Dataset items
▶

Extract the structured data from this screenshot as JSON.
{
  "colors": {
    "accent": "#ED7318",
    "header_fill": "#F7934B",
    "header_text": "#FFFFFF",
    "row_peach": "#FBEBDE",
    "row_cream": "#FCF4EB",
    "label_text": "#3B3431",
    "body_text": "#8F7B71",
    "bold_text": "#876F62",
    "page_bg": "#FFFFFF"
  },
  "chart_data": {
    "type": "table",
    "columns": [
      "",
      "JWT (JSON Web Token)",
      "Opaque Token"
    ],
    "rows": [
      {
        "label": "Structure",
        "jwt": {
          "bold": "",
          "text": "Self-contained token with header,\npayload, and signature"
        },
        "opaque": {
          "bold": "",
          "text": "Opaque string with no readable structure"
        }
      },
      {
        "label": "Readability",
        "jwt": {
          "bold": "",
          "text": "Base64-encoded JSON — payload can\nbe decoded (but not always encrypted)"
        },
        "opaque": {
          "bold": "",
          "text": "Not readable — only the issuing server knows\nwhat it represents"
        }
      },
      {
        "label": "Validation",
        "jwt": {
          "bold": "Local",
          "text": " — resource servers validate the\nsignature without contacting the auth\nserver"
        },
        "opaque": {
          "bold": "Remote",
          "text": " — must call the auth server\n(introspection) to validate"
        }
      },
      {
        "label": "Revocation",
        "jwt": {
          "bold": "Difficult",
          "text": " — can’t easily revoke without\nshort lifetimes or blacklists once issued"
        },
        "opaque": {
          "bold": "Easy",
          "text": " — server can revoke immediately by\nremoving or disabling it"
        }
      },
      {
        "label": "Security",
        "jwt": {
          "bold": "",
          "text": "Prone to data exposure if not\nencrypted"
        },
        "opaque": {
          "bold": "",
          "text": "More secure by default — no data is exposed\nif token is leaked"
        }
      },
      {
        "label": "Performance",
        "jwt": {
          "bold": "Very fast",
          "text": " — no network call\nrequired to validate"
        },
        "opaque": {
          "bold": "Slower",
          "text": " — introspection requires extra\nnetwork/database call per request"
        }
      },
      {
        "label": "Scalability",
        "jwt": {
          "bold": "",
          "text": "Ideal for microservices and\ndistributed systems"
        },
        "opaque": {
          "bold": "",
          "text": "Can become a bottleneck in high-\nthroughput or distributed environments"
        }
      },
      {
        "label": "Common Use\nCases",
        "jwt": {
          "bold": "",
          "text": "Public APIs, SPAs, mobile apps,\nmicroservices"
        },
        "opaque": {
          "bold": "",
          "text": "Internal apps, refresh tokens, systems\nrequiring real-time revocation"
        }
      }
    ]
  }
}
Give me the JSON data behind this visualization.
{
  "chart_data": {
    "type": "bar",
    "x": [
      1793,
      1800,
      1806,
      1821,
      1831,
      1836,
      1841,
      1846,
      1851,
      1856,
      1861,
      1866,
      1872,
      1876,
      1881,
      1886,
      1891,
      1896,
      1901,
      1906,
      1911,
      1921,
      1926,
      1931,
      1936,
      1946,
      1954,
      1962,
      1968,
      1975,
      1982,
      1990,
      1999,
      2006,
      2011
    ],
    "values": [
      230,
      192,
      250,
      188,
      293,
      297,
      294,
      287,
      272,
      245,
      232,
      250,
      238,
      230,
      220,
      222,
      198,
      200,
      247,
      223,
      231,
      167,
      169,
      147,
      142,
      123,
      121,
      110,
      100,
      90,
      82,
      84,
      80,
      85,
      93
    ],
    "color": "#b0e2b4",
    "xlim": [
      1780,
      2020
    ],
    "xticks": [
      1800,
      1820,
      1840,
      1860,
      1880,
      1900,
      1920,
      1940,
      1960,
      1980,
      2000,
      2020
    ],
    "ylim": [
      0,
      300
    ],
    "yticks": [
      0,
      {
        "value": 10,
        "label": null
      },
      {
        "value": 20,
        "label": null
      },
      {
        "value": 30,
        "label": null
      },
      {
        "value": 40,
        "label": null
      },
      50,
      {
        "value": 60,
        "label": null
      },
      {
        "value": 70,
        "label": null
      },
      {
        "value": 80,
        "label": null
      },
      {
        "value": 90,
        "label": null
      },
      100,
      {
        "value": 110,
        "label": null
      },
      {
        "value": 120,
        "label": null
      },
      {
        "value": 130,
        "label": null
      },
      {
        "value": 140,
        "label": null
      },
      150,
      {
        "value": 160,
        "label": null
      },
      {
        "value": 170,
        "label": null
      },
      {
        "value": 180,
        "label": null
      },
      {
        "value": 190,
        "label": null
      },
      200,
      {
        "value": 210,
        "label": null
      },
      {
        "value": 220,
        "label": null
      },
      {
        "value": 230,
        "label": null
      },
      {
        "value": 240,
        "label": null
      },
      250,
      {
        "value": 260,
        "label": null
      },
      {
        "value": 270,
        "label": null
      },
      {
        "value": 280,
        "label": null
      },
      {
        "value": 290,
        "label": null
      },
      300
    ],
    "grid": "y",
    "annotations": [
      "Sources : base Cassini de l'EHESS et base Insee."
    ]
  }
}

◀

§ Goal
Search the records above for "introspection". Copy each line where it is found.

§ Result of this task
          "text": " — must call the auth server\n(introspection) to validate"
          "text": " — introspection requires extra\nnetwork/database call per request"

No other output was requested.